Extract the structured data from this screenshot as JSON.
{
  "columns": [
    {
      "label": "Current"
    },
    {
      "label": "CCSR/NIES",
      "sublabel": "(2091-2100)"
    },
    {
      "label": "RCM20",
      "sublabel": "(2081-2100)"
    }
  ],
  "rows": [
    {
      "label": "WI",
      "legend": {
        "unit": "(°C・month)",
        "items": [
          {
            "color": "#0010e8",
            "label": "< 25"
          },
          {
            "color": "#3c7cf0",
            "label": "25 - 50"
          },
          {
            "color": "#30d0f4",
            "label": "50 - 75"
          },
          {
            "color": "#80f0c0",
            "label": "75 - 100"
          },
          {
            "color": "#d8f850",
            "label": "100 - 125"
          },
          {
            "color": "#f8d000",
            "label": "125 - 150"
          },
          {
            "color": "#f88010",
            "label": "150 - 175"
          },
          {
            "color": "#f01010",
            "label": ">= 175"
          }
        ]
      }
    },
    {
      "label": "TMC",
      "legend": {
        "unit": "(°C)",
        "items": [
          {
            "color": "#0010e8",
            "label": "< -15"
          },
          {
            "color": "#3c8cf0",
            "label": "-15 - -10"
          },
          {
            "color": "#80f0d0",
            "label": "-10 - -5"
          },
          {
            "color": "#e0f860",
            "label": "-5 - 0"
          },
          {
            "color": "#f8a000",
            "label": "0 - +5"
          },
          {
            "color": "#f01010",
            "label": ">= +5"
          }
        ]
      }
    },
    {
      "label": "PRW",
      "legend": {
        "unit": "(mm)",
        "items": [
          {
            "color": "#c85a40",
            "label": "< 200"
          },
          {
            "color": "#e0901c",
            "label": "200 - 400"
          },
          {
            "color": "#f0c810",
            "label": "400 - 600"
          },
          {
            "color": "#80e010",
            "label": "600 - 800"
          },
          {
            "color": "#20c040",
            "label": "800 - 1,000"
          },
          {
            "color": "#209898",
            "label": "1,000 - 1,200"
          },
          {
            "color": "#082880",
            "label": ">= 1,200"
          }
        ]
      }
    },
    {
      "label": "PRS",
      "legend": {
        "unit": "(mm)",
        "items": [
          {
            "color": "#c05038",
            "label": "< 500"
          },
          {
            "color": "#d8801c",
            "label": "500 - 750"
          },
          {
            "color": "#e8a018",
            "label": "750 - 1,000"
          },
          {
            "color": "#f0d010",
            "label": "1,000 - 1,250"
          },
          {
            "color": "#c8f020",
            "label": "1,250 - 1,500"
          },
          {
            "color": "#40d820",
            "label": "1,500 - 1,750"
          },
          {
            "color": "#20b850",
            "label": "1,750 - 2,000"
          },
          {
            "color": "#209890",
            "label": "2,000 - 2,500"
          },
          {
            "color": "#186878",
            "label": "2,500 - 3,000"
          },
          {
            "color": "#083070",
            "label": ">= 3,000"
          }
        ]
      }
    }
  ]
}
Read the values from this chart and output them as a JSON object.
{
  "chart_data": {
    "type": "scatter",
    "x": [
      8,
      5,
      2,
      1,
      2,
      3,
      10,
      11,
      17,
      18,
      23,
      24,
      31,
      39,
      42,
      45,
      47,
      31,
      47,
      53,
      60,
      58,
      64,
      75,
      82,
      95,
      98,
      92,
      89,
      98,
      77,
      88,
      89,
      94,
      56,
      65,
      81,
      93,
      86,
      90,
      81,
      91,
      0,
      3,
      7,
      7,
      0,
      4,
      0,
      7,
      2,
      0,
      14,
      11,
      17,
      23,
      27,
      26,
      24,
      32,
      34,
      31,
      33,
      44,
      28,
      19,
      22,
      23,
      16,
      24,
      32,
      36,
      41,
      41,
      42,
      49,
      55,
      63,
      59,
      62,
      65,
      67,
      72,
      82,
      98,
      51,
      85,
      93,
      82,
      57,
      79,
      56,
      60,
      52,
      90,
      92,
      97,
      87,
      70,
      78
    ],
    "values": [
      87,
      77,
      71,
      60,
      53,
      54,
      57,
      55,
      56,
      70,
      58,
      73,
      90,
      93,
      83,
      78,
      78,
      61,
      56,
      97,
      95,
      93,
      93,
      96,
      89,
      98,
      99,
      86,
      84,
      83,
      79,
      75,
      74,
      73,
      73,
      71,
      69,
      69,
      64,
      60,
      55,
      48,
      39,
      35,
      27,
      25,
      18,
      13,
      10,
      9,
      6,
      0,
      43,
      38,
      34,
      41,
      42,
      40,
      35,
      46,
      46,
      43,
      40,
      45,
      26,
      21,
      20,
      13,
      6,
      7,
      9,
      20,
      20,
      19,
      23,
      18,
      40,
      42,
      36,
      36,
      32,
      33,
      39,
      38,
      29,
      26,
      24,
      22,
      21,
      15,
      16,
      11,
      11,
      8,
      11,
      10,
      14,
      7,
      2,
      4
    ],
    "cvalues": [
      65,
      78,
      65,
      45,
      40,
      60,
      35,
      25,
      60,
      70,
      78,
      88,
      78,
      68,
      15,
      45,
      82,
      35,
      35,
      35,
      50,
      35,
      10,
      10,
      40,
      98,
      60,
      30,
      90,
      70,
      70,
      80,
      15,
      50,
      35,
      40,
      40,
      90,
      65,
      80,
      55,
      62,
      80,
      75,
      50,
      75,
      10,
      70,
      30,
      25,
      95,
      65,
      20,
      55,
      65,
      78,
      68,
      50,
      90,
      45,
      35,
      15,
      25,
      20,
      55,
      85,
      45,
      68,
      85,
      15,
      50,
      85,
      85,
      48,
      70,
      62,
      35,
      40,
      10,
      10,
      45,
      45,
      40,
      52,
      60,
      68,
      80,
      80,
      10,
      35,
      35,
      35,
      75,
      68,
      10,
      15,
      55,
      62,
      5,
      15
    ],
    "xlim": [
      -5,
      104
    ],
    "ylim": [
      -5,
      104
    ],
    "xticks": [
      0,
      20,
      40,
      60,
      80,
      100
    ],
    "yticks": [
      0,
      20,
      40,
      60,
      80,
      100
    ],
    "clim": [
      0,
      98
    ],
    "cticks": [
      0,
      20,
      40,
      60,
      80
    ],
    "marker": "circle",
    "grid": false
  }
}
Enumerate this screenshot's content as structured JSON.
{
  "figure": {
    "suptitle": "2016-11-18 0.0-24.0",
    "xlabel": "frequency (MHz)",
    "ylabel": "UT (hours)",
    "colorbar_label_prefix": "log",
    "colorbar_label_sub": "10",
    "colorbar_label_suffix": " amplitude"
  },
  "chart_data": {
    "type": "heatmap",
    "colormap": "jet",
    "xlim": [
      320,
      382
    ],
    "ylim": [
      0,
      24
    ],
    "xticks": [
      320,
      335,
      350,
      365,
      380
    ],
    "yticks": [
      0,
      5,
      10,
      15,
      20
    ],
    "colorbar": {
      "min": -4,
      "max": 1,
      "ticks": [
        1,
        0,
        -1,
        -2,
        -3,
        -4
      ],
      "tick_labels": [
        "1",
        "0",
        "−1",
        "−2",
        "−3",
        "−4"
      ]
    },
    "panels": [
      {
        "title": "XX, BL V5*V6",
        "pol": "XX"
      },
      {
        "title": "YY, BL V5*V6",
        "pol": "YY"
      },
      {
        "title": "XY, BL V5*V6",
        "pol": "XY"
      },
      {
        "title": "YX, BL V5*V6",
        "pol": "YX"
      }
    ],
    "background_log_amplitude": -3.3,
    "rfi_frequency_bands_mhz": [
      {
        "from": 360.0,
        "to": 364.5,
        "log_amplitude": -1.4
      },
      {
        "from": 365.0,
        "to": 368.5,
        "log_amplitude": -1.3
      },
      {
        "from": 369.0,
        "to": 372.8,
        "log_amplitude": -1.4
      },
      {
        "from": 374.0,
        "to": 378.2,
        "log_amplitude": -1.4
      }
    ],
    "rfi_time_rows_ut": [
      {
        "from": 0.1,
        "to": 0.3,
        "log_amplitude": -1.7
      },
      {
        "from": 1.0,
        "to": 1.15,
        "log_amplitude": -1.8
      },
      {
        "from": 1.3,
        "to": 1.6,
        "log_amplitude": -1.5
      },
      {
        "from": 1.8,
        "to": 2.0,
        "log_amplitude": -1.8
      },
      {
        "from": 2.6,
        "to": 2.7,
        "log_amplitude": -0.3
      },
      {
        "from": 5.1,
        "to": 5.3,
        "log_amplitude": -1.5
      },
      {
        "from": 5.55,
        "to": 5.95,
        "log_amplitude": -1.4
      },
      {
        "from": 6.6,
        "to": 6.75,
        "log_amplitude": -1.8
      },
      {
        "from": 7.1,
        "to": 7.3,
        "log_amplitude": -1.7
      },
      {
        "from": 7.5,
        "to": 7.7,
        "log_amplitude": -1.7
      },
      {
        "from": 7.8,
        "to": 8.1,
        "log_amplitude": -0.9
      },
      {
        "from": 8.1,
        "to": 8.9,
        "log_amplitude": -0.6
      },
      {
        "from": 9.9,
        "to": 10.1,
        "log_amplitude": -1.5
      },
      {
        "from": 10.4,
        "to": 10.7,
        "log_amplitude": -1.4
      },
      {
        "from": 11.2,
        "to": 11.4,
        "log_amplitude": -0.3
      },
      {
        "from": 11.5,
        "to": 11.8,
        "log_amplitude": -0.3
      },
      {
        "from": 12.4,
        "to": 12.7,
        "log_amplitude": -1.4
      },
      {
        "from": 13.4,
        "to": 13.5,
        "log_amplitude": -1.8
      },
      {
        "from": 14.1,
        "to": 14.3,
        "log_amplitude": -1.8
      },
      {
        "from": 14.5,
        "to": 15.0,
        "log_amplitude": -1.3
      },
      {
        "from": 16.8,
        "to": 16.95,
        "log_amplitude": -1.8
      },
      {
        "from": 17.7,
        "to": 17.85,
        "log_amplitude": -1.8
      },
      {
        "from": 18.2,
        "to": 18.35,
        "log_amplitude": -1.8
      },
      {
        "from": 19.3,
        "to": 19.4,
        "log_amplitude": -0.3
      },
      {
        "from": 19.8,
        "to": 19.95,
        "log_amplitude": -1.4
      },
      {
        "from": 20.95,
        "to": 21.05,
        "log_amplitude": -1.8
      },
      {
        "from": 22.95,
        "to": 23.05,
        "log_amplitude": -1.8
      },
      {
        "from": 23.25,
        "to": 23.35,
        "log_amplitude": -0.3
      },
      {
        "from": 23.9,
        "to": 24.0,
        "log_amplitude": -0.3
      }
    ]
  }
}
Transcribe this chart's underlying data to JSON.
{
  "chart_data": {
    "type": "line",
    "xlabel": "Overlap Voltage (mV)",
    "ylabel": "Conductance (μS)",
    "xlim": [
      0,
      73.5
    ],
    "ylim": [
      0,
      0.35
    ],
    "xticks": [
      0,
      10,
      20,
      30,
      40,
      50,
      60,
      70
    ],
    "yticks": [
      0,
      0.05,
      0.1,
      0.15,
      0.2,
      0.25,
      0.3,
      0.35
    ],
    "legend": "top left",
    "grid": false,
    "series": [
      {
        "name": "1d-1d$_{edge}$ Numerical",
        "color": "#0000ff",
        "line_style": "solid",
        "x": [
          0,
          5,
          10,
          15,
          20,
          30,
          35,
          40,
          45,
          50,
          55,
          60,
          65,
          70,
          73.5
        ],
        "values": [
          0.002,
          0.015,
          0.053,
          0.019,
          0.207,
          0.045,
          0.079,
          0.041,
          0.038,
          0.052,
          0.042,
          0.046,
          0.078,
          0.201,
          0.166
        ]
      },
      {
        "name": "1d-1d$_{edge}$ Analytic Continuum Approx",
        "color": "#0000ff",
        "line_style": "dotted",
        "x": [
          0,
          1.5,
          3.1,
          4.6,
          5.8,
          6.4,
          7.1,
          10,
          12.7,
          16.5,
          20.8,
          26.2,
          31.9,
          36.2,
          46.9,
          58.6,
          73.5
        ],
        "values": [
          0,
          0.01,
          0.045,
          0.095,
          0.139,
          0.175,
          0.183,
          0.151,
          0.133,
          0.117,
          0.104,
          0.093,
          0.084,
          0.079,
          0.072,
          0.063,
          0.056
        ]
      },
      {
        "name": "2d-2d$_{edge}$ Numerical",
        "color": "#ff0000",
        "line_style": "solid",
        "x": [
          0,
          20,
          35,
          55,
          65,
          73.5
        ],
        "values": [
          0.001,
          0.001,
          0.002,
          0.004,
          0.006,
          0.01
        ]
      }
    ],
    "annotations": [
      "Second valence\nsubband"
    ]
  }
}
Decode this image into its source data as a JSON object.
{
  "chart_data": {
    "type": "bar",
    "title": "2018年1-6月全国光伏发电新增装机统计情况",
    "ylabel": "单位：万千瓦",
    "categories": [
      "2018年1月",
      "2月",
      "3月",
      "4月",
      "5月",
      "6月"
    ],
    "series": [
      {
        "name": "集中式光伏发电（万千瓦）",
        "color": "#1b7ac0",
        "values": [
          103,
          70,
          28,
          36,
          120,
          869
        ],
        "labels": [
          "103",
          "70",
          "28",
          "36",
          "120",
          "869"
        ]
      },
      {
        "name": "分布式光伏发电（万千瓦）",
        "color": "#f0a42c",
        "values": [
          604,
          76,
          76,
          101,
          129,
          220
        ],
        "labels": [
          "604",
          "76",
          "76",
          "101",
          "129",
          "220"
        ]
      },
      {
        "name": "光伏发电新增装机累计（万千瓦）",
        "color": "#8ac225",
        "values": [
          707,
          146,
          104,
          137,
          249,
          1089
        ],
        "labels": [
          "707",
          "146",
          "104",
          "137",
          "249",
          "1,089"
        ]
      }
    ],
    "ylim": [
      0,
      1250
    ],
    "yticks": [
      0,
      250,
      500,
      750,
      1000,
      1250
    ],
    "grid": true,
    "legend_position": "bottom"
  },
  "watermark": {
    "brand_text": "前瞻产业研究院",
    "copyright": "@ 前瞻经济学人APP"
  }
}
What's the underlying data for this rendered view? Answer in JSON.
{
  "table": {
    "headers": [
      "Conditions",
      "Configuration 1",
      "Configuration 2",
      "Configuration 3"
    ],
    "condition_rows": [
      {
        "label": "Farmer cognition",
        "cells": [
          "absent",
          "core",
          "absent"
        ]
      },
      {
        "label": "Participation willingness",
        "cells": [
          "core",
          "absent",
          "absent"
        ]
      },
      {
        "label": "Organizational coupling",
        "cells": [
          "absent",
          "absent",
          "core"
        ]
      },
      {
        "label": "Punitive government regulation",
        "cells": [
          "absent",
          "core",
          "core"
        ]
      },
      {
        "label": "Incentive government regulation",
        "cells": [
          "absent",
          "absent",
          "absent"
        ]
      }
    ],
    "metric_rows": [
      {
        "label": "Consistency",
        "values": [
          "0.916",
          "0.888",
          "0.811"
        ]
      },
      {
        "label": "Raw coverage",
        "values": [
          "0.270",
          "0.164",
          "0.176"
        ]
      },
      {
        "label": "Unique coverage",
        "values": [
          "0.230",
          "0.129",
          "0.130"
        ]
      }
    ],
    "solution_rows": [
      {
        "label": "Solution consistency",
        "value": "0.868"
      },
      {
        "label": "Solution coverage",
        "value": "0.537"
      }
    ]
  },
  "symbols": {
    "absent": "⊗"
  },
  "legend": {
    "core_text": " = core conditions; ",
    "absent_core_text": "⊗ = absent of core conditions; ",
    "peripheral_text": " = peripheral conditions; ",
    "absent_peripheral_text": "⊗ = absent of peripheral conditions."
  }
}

- [Instruction] Indicate how many lines of the material contain the string "Configuration", giving the number and nothing more.

- [Full output] 3